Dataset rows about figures
[start]

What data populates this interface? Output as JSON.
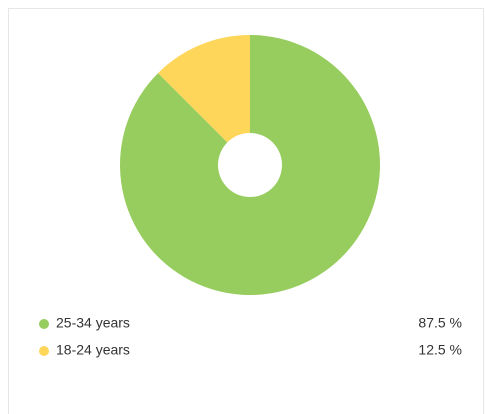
{
  "chart_data": {
    "type": "pie",
    "categories": [
      "25-34 years",
      "18-24 years"
    ],
    "values": [
      87.5,
      12.5
    ],
    "value_labels": [
      "87.5 %",
      "12.5 %"
    ],
    "colors": [
      "#97cd5e",
      "#fdd65a"
    ],
    "donut": true
  }
}
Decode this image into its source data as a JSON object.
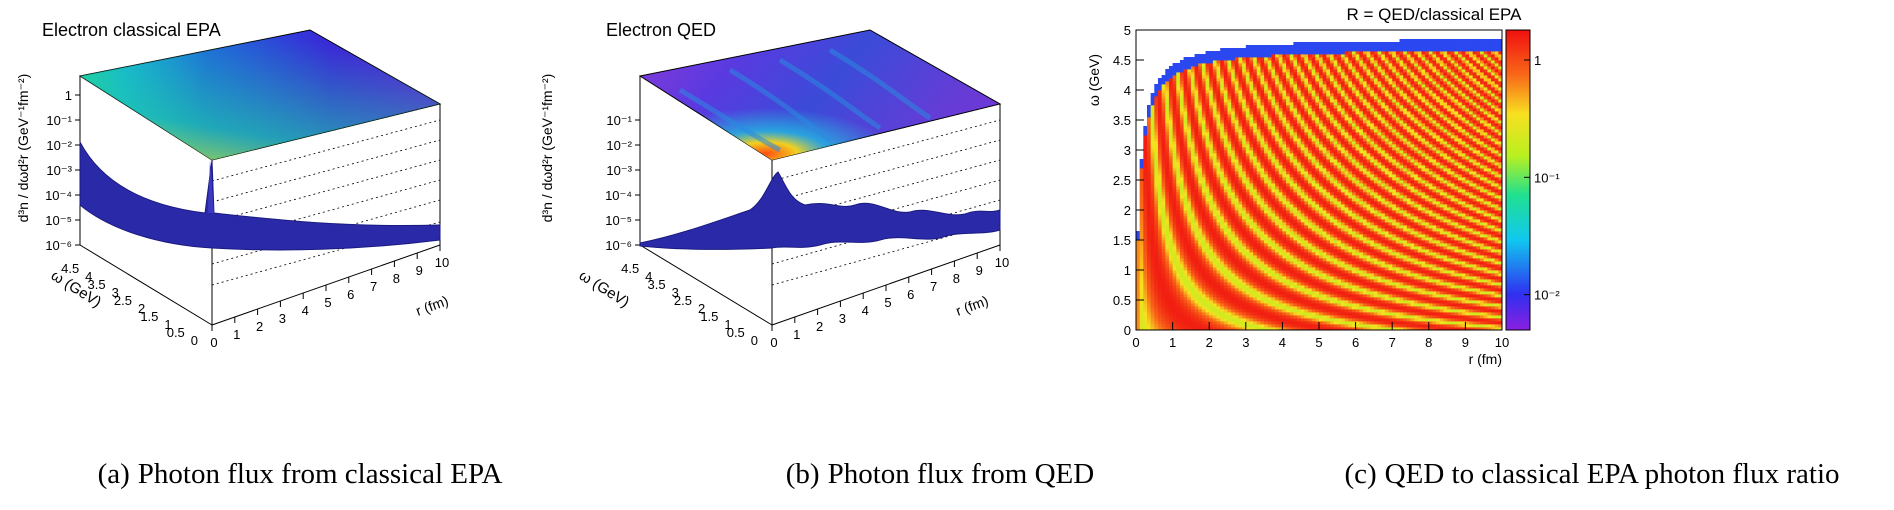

[end]

■ **YOUR TASK**
Except for the pictures, copy every line of the records above exactly.

■ **OUTPUT OF THE TASK**
What data populates this interface? Output as JSON.
{
  "chart_data": {
    "type": "pie",
    "categories": [
      "25-34 years",
      "18-24 years"
    ],
    "values": [
      87.5,
      12.5
    ],
    "value_labels": [
      "87.5 %",
      "12.5 %"
    ],
    "colors": [
      "#97cd5e",
      "#fdd65a"
    ],
    "donut": true
  }
}
Decode this image into its source data as a JSON object.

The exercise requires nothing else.